--- start ENTRIES SUPPLIED ---
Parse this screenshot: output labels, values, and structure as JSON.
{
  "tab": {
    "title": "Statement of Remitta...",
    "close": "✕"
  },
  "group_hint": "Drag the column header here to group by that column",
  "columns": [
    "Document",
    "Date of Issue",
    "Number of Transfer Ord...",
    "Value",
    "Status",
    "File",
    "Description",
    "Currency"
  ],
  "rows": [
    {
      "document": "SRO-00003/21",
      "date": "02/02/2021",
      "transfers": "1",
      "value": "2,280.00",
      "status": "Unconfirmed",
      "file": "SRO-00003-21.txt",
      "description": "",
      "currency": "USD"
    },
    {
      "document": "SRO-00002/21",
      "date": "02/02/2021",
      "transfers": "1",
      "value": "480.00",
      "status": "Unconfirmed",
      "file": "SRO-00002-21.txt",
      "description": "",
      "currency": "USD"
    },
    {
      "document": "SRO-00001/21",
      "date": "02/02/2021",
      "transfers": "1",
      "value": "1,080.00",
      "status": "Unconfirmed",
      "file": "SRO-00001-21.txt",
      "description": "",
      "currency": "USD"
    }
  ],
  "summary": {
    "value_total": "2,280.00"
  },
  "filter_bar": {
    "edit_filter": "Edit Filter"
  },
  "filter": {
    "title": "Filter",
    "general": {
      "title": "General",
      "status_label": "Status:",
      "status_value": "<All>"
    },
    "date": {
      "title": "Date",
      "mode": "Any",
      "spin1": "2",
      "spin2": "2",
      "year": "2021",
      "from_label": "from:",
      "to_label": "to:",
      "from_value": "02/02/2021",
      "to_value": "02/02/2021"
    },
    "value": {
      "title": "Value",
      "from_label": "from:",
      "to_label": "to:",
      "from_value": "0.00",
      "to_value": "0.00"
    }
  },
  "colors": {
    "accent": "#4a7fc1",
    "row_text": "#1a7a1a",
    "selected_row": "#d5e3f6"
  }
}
--- end ENTRIES SUPPLIED ---
_WHAT YOU WILL DO_
Retype all of the material, keeping each line exact.

_EXERCISE RESPONSE_
Parse this screenshot: output labels, values, and structure as JSON.
{
  "tab": {
    "title": "Statement of Remitta...",
    "close": "✕"
  },
  "group_hint": "Drag the column header here to group by that column",
  "columns": [
    "Document",
    "Date of Issue",
    "Number of Transfer Ord...",
    "Value",
    "Status",
    "File",
    "Description",
    "Currency"
  ],
  "rows": [
    {
      "document": "SRO-00003/21",
      "date": "02/02/2021",
      "transfers": "1",
      "value": "2,280.00",
      "status": "Unconfirmed",
      "file": "SRO-00003-21.txt",
      "description": "",
      "currency": "USD"
    },
    {
      "document": "SRO-00002/21",
      "date": "02/02/2021",
      "transfers": "1",
      "value": "480.00",
      "status": "Unconfirmed",
      "file": "SRO-00002-21.txt",
      "description": "",
      "currency": "USD"
    },
    {
      "document": "SRO-00001/21",
      "date": "02/02/2021",
      "transfers": "1",
      "value": "1,080.00",
      "status": "Unconfirmed",
      "file": "SRO-00001-21.txt",
      "description": "",
      "currency": "USD"
    }
  ],
  "summary": {
    "value_total": "2,280.00"
  },
  "filter_bar": {
    "edit_filter": "Edit Filter"
  },
  "filter": {
    "title": "Filter",
    "general": {
      "title": "General",
      "status_label": "Status:",
      "status_value": "<All>"
    },
    "date": {
      "title": "Date",
      "mode": "Any",
      "spin1": "2",
      "spin2": "2",
      "year": "2021",
      "from_label": "from:",
      "to_label": "to:",
      "from_value": "02/02/2021",
      "to_value": "02/02/2021"
    },
    "value": {
      "title": "Value",
      "from_label": "from:",
      "to_label": "to:",
      "from_value": "0.00",
      "to_value": "0.00"
    }
  },
  "colors": {
    "accent": "#4a7fc1",
    "row_text": "#1a7a1a",
    "selected_row": "#d5e3f6"
  }
}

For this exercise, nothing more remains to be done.